**Records to process:**
-- start --

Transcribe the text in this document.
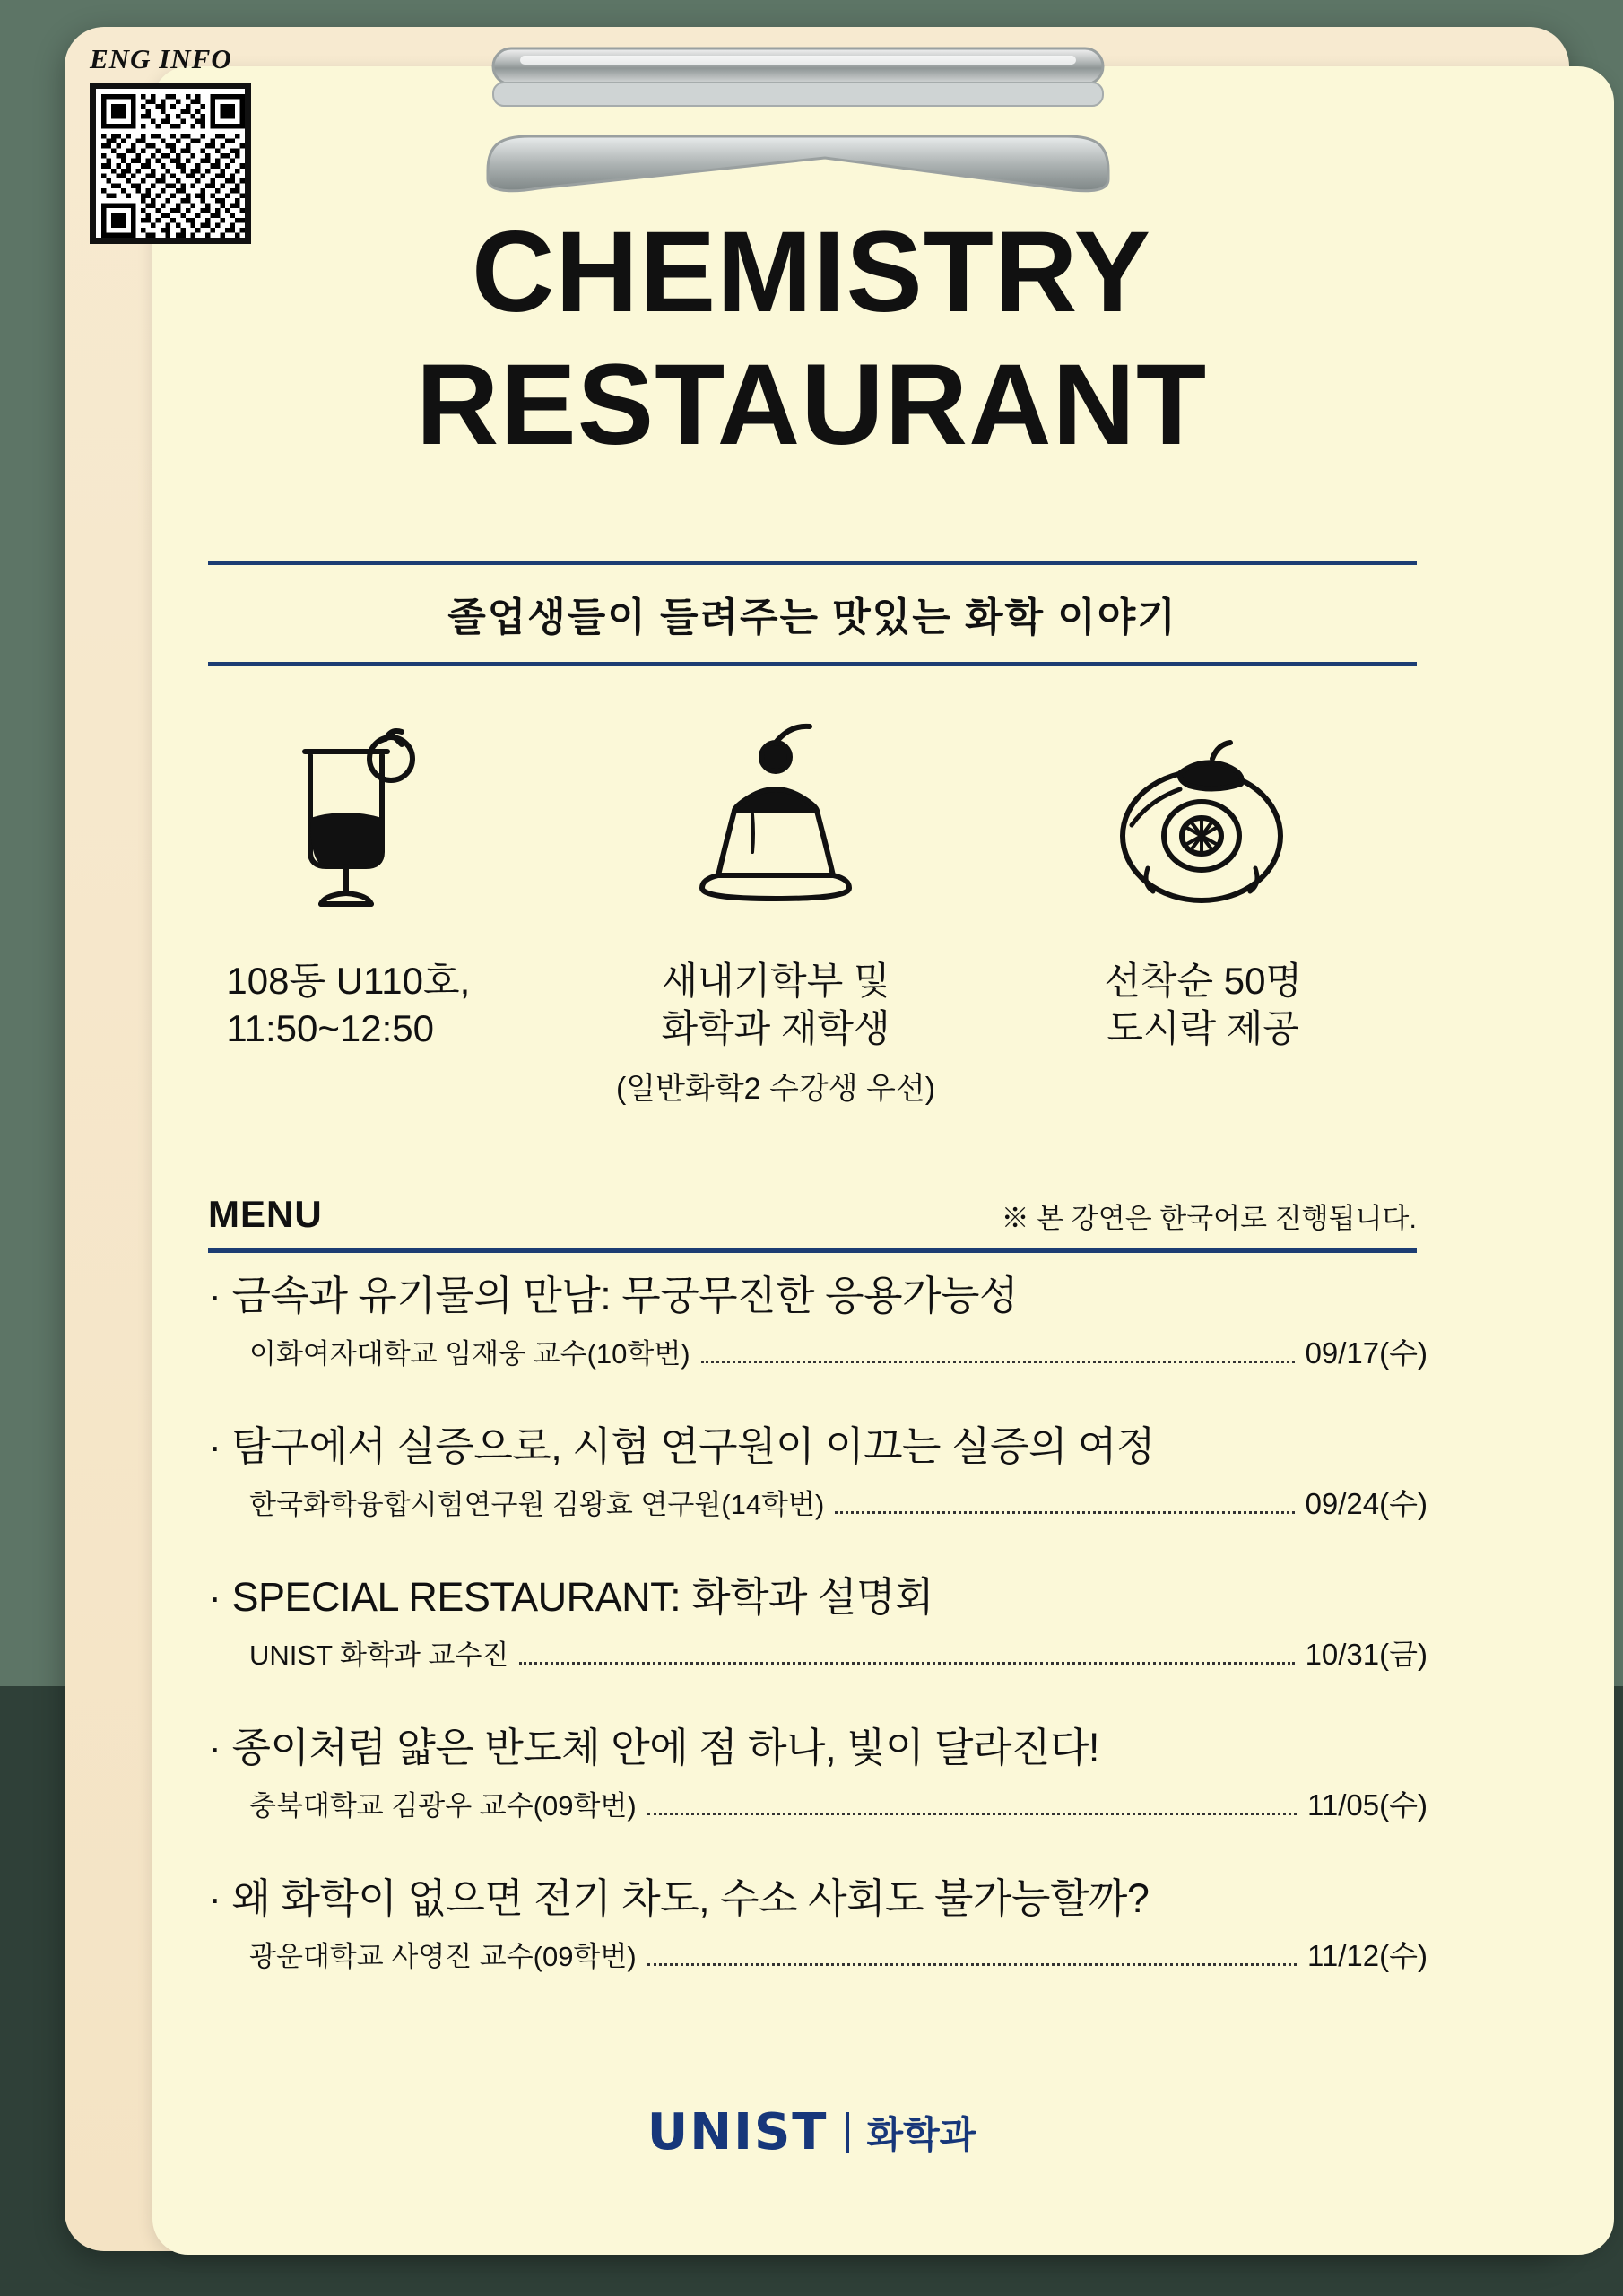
ENG INFO
CHEMISTRY
RESTAURANT
졸업생들이 들려주는 맛있는 화학 이야기
108동 U110호,
11:50~12:50
새내기학부 및
화학과 재학생
(일반화학2 수강생 우선)
선착순 50명
도시락 제공
MENU	※ 본 강연은 한국어로 진행됩니다.
· 금속과 유기물의 만남: 무궁무진한 응용가능성
이화여자대학교 임재웅 교수(10학번)	09/17(수)
· 탐구에서 실증으로, 시험 연구원이 이끄는 실증의 여정
한국화학융합시험연구원 김왕효 연구원(14학번)	09/24(수)
· SPECIAL RESTAURANT: 화학과 설명회
UNIST 화학과 교수진	10/31(금)
· 종이처럼 얇은 반도체 안에 점 하나, 빛이 달라진다!
충북대학교 김광우 교수(09학번)	11/05(수)
· 왜 화학이 없으면 전기 차도, 수소 사회도 불가능할까?
광운대학교 사영진 교수(09학번)	11/12(수)
UNIST 화학과
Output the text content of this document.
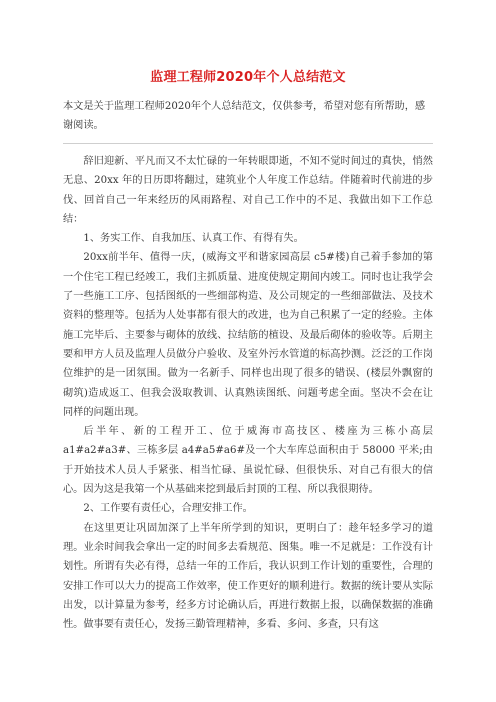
监理工程师2020年个人总结范文
本文是关于监理工程师2020年个人总结范文，仅供参考，希望对您有所帮助，感谢阅读。

辞旧迎新、平凡而又不太忙碌的一年转眼即逝，不知不觉时间过的真快，悄然无息、20xx 年的日历即将翻过，建筑业个人年度工作总结。伴随着时代前进的步伐、回首自己一年来经历的风雨路程、对自己工作中的不足、我做出如下工作总结：

1、务实工作、自我加压、认真工作、有得有失。

20xx前半年、值得一庆，(威海文平和谐家园高层 c5#楼)自己着手参加的第一个住宅工程已经竣工，我们主抓质量、进度使规定期间内竣工。同时也让我学会了一些施工工序、包括图纸的一些细部构造、及公司规定的一些细部做法、及技术资料的整理等。包括为人处事都有很大的改进，也为自己积累了一定的经验。主体施工完毕后、主要参与砌体的放线、拉结筋的植设、及最后砌体的验收等。后期主要和甲方人员及监理人员做分户验收、及室外污水管道的标高抄测。泛泛的工作岗位维护的是一团氛围。做为一名新手、同样也出现了很多的错误、(楼层外飘窗的砌筑)造成返工、但我会汲取教训、认真熟读图纸、问题考虑全面。坚决不会在让同样的问题出现。

后半年、新的工程开工、位于威海市高技区、楼座为三栋小高层 a1#a2#a3#、三栋多层 a4#a5#a6#及一个大车库总面积由于 58000 平米;由于开始技术人员人手紧张、相当忙碌、虽说忙碌、但很快乐、对自己有很大的信心。因为这是我第一个从基础来挖到最后封顶的工程、所以我很期待。

2、工作要有责任心，合理安排工作。

在这里更让巩固加深了上半年所学到的知识，更明白了：趁年轻多学习的道理。业余时间我会拿出一定的时间多去看规范、图集。唯一不足就是：工作没有计划性。所谓有失必有得，总结一年的工作后，我认识到工作计划的重要性，合理的安排工作可以大力的提高工作效率，使工作更好的顺利进行。数据的统计要从实际出发，以计算量为参考，经多方讨论确认后，再进行数据上报，以确保数据的准确性。做事要有责任心，发扬三勤管理精神，多看、多问、多查，只有这
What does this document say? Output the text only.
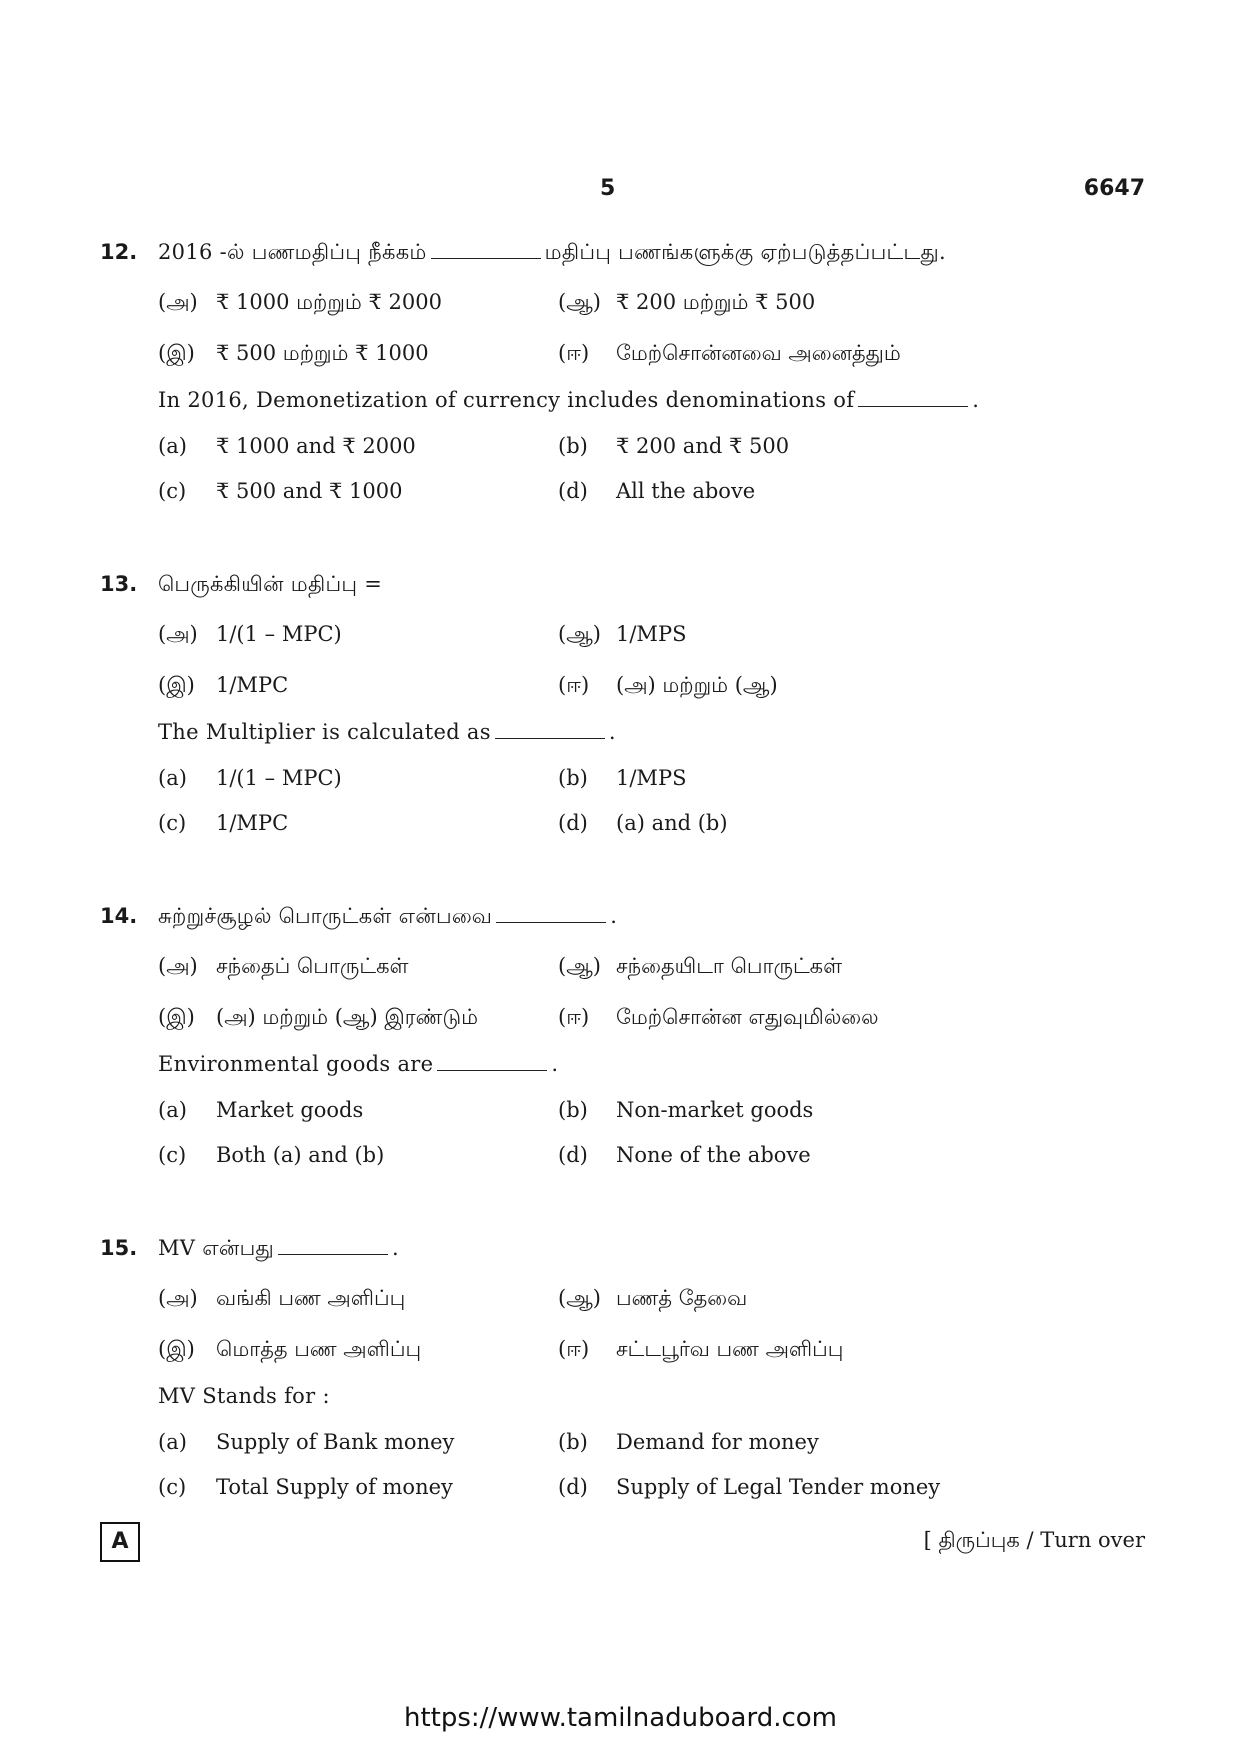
5	6647
12. 2016 -ல் பணமதிப்பு நீக்கம்	மதிப்பு பணங்களுக்கு ஏற்படுத்தப்பட்டது.
(அ) ₹ 1000 மற்றும் ₹ 2000	(ஆ) ₹ 200 மற்றும் ₹ 500
(இ) ₹ 500 மற்றும் ₹ 1000	(ஈ) மேற்சொன்னவை அனைத்தும்
In 2016, Demonetization of currency includes denominations of	.
(a) ₹ 1000 and ₹ 2000	(b) ₹ 200 and ₹ 500
(c) ₹ 500 and ₹ 1000	(d) All the above
13. பெருக்கியின் மதிப்பு =
(அ) 1/(1 – MPC)	(ஆ) 1/MPS
(இ) 1/MPC	(ஈ) (அ) மற்றும் (ஆ)
The Multiplier is calculated as	.
(a) 1/(1 – MPC)	(b) 1/MPS
(c) 1/MPC	(d) (a) and (b)
14. சுற்றுச்சூழல் பொருட்கள் என்பவை	.
(அ) சந்தைப் பொருட்கள்	(ஆ) சந்தையிடா பொருட்கள்
(இ) (அ) மற்றும் (ஆ) இரண்டும்	(ஈ) மேற்சொன்ன எதுவுமில்லை
Environmental goods are	.
(a) Market goods	(b) Non-market goods
(c) Both (a) and (b)	(d) None of the above
15. MV என்பது	.
(அ) வங்கி பண அளிப்பு	(ஆ) பணத் தேவை
(இ) மொத்த பண அளிப்பு	(ஈ) சட்டபூர்வ பண அளிப்பு
MV Stands for :
(a) Supply of Bank money	(b) Demand for money
(c) Total Supply of money	(d) Supply of Legal Tender money
A	[ திருப்புக / Turn over
https://www.tamilnaduboard.com
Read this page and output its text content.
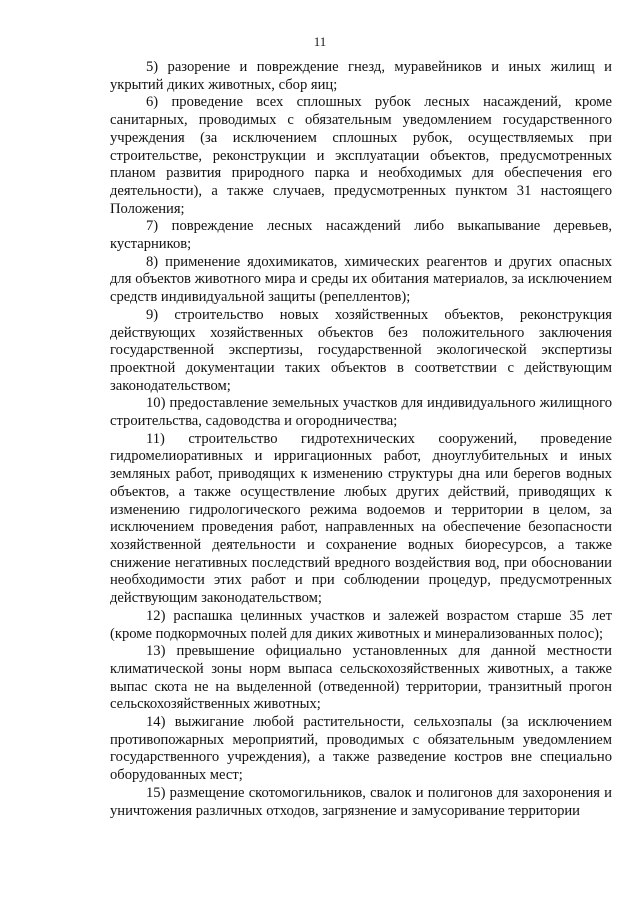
11

5) разорение и повреждение гнезд, муравейников и иных жилищ и укрытий диких животных, сбор яиц;

6) проведение всех сплошных рубок лесных насаждений, кроме санитарных, проводимых с обязательным уведомлением государственного учреждения (за исключением сплошных рубок, осуществляемых при строительстве, реконструкции и эксплуатации объектов, предусмотренных планом развития природного парка и необходимых для обеспечения его деятельности), а также случаев, предусмотренных пунктом 31 настоящего Положения;

7) повреждение лесных насаждений либо выкапывание деревьев, кустарников;

8) применение ядохимикатов, химических реагентов и других опасных для объектов животного мира и среды их обитания материалов, за исключением средств индивидуальной защиты (репеллентов);

9) строительство новых хозяйственных объектов, реконструкция действующих хозяйственных объектов без положительного заключения государственной экспертизы, государственной экологической экспертизы проектной документации таких объектов в соответствии с действующим законодательством;

10) предоставление земельных участков для индивидуального жилищного строительства, садоводства и огородничества;

11) строительство гидротехнических сооружений, проведение гидромелиоративных и ирригационных работ, дноуглубительных и иных земляных работ, приводящих к изменению структуры дна или берегов водных объектов, а также осуществление любых других действий, приводящих к изменению гидрологического режима водоемов и территории в целом, за исключением проведения работ, направленных на обеспечение безопасности хозяйственной деятельности и сохранение водных биоресурсов, а также снижение негативных последствий вредного воздействия вод, при обосновании необходимости этих работ и при соблюдении процедур, предусмотренных действующим законодательством;

12) распашка целинных участков и залежей возрастом старше 35 лет (кроме подкормочных полей для диких животных и минерализованных полос);

13) превышение официально установленных для данной местности климатической зоны норм выпаса сельскохозяйственных животных, а также выпас скота не на выделенной (отведенной) территории, транзитный прогон сельскохозяйственных животных;

14) выжигание любой растительности, сельхозпалы (за исключением противопожарных мероприятий, проводимых с обязательным уведомлением государственного учреждения), а также разведение костров вне специально оборудованных мест;

15) размещение скотомогильников, свалок и полигонов для захоронения и уничтожения различных отходов, загрязнение и замусоривание территории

-- end --

**Stated exercise:**
Pick each line holding the word "лесных" out of the listing.

**Task solution:**
6) проведение всех сплошных рубок лесных насаждений, кроме санитарных, проводимых с обязательным уведомлением государственного учреждения (за исключением сплошных рубок, осуществляемых при строительстве, реконструкции и эксплуатации объектов, предусмотренных планом развития природного парка и необходимых для обеспечения его деятельности), а также случаев, предусмотренных пунктом 31 настоящего Положения;
7) повреждение лесных насаждений либо выкапывание деревьев, кустарников;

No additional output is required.